*Lines of data*.
• • • •

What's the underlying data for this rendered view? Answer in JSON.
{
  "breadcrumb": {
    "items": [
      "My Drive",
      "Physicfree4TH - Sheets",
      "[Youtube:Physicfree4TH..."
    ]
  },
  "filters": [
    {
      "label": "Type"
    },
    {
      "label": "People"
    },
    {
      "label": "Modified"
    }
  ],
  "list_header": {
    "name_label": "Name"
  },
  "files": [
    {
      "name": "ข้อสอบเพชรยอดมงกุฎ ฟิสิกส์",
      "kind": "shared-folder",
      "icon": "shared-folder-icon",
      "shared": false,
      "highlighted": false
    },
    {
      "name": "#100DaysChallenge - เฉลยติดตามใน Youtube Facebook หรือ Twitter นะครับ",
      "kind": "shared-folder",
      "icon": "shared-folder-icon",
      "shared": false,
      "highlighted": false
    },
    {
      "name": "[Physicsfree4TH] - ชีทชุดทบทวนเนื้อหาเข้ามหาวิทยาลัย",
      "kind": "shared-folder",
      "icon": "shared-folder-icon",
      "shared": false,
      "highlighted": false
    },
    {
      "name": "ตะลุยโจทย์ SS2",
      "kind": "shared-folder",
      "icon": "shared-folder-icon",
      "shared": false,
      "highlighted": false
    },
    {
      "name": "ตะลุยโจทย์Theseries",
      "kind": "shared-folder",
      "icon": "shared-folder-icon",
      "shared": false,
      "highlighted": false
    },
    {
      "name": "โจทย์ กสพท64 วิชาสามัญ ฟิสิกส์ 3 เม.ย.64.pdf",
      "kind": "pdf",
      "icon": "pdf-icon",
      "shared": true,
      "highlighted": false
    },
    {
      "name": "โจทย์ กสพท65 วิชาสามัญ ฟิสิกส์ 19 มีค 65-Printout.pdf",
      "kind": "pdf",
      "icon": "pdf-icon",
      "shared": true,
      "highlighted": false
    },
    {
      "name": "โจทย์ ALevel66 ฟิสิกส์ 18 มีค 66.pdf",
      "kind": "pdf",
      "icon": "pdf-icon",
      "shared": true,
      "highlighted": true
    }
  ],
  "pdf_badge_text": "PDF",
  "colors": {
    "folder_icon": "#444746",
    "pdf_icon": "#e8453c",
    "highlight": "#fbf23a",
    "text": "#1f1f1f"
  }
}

• • • •

*TASK STATEMENT*. Copy out every line in the listing where the word "ชาสาม" appears.

*WORKED SOLUTION*.
      "name": "โจทย์ กสพท64 วิชาสามัญ ฟิสิกส์ 3 เม.ย.64.pdf",
      "name": "โจทย์ กสพท65 วิชาสามัญ ฟิสิกส์ 19 มีค 65-Printout.pdf",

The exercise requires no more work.